→ GIVEN DATA
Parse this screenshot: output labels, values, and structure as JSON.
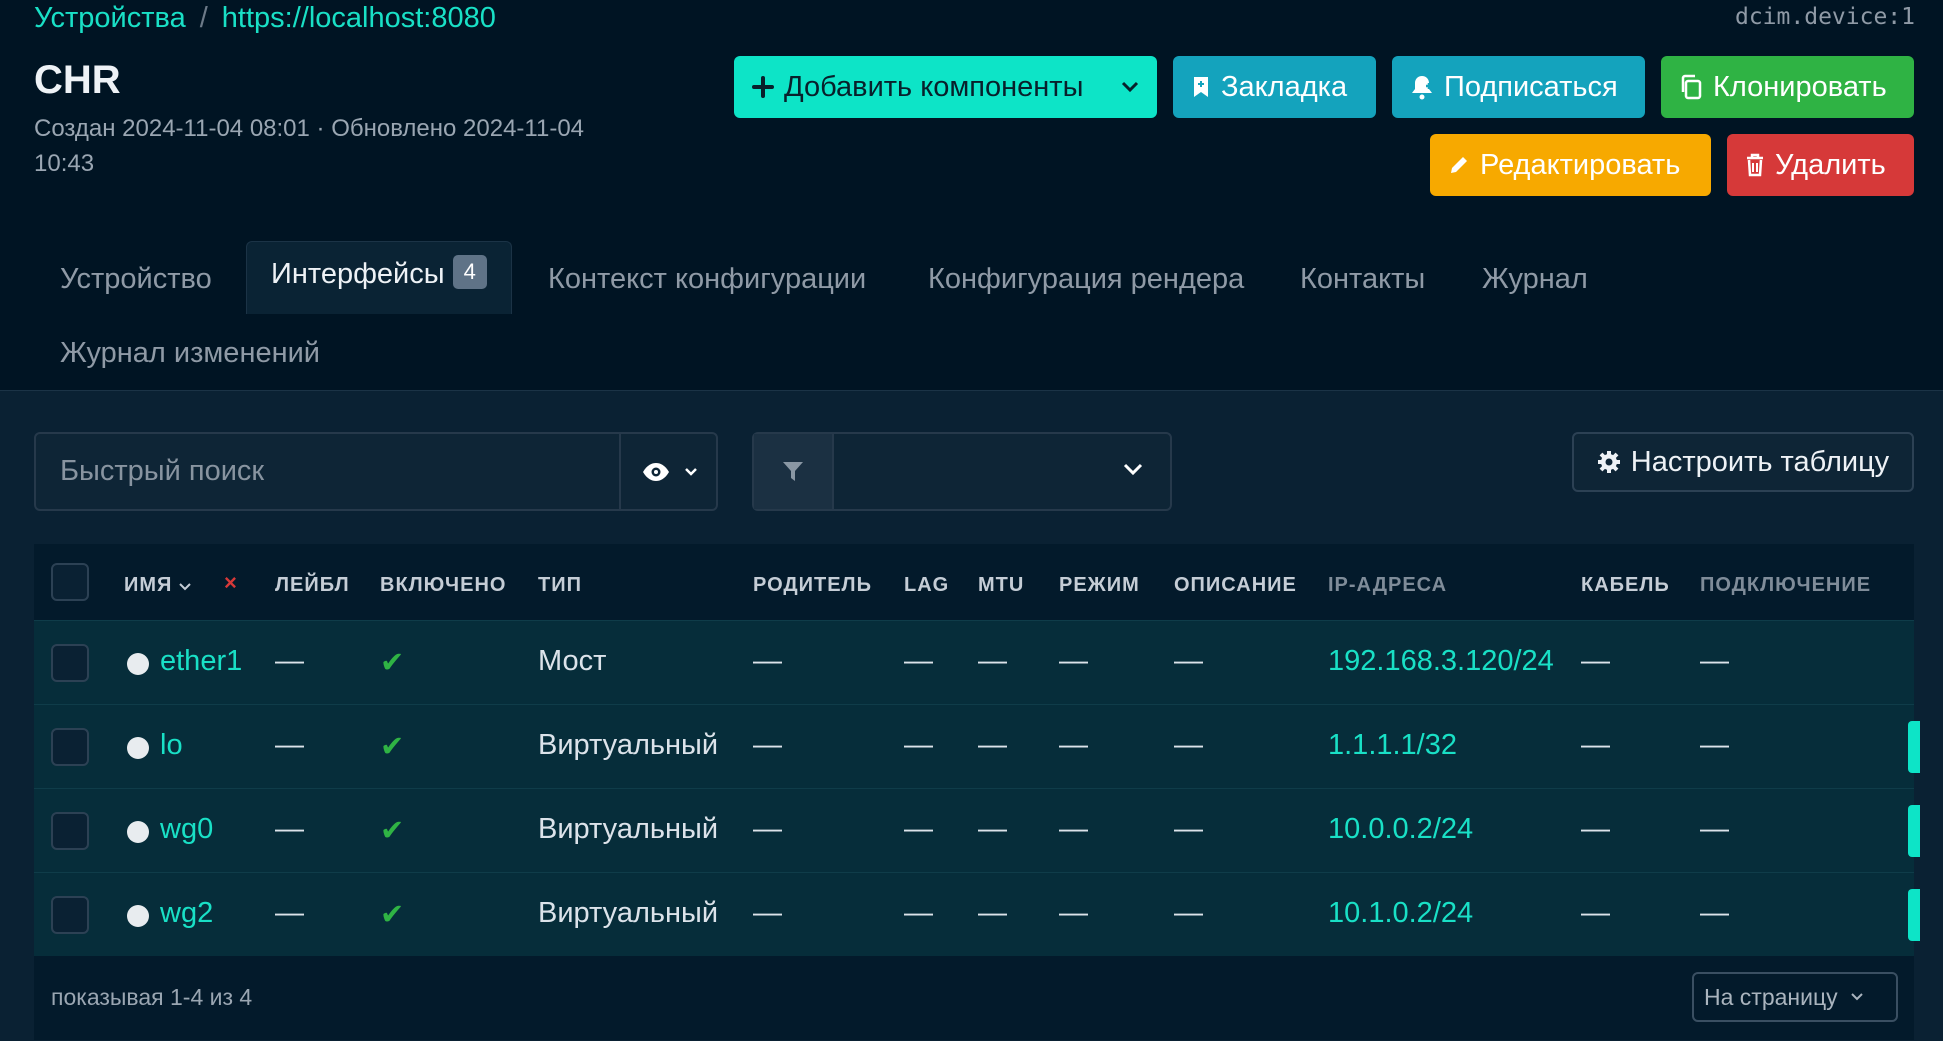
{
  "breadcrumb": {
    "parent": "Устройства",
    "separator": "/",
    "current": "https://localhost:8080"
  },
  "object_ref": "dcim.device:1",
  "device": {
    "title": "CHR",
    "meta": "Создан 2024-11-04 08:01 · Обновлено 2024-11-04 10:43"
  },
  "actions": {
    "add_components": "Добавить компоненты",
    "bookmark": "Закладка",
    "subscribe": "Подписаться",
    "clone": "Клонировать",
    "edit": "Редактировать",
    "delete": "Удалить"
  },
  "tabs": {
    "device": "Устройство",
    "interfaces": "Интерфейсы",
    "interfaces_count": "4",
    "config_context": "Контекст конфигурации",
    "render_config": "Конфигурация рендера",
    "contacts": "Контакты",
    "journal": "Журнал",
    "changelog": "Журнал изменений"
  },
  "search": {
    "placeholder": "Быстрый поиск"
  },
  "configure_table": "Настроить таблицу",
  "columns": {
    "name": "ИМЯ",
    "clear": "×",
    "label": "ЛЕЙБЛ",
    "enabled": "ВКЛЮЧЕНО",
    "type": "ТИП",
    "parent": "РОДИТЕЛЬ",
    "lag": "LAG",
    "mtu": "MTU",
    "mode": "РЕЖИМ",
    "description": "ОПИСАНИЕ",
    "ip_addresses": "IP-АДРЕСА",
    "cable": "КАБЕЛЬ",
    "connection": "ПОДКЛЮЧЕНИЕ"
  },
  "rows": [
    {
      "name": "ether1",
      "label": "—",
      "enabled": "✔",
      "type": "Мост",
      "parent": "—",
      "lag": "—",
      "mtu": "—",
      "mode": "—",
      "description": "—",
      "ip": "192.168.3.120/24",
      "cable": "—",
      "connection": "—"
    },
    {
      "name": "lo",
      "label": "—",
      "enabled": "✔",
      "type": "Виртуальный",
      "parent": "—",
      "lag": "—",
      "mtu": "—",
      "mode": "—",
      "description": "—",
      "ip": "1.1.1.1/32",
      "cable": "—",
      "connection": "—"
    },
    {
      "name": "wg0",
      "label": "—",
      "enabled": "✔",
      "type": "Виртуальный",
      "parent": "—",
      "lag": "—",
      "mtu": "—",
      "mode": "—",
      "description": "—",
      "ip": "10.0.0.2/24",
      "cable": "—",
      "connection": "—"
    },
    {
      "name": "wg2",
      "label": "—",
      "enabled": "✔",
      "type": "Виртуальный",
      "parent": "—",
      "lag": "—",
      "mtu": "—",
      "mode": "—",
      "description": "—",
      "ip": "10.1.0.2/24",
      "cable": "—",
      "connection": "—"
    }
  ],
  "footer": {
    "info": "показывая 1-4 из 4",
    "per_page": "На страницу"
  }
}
...
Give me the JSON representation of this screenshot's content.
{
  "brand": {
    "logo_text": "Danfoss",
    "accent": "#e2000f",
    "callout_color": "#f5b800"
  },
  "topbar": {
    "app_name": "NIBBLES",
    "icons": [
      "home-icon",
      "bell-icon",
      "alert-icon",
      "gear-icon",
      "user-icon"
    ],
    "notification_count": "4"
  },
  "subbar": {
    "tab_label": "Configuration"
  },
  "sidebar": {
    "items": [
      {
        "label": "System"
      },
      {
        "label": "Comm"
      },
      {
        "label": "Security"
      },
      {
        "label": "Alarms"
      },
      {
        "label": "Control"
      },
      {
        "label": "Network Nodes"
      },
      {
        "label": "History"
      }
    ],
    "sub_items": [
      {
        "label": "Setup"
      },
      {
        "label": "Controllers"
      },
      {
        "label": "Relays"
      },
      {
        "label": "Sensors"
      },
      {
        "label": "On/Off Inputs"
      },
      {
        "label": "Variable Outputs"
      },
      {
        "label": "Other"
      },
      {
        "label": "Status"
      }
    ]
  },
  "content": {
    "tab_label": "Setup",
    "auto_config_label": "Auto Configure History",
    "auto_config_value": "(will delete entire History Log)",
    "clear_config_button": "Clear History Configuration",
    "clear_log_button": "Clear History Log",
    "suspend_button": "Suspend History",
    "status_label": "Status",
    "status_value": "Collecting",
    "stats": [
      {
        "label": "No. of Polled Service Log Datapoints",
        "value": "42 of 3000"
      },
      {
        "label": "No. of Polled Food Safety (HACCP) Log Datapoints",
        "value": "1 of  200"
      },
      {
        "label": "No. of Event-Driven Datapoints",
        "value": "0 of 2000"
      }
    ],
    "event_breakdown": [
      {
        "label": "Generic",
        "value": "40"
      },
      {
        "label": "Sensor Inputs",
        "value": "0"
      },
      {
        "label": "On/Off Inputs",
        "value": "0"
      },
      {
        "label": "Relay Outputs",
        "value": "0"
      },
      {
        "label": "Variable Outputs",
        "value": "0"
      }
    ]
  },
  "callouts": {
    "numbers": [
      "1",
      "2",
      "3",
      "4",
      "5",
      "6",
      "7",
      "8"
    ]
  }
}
---
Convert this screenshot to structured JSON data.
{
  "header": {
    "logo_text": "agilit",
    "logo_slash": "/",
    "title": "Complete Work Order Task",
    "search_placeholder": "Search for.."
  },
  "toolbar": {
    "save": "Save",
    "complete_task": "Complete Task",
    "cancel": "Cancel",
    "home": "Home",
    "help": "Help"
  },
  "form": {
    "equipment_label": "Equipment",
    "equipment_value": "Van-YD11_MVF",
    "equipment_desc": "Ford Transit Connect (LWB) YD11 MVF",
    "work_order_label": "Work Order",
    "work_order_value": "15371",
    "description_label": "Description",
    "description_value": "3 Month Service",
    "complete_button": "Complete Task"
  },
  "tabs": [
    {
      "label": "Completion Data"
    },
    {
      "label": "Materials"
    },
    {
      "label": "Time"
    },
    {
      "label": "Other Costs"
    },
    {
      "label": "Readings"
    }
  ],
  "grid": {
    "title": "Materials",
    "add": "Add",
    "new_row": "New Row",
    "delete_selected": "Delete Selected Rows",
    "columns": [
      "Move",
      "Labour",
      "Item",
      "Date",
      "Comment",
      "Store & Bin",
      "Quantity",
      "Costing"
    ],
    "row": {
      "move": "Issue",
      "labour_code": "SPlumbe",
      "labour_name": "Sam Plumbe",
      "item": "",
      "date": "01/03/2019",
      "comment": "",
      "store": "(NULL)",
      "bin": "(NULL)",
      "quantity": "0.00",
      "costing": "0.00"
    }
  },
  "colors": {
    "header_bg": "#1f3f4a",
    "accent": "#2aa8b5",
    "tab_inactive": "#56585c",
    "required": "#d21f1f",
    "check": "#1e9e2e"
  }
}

→ YOUR OBJECTIVE
Copy out each line of the material that holds the word "device".

→ IN RESPONSE
  "object_ref": "dcim.device:1",
  "device": {
    "device": "Устройство",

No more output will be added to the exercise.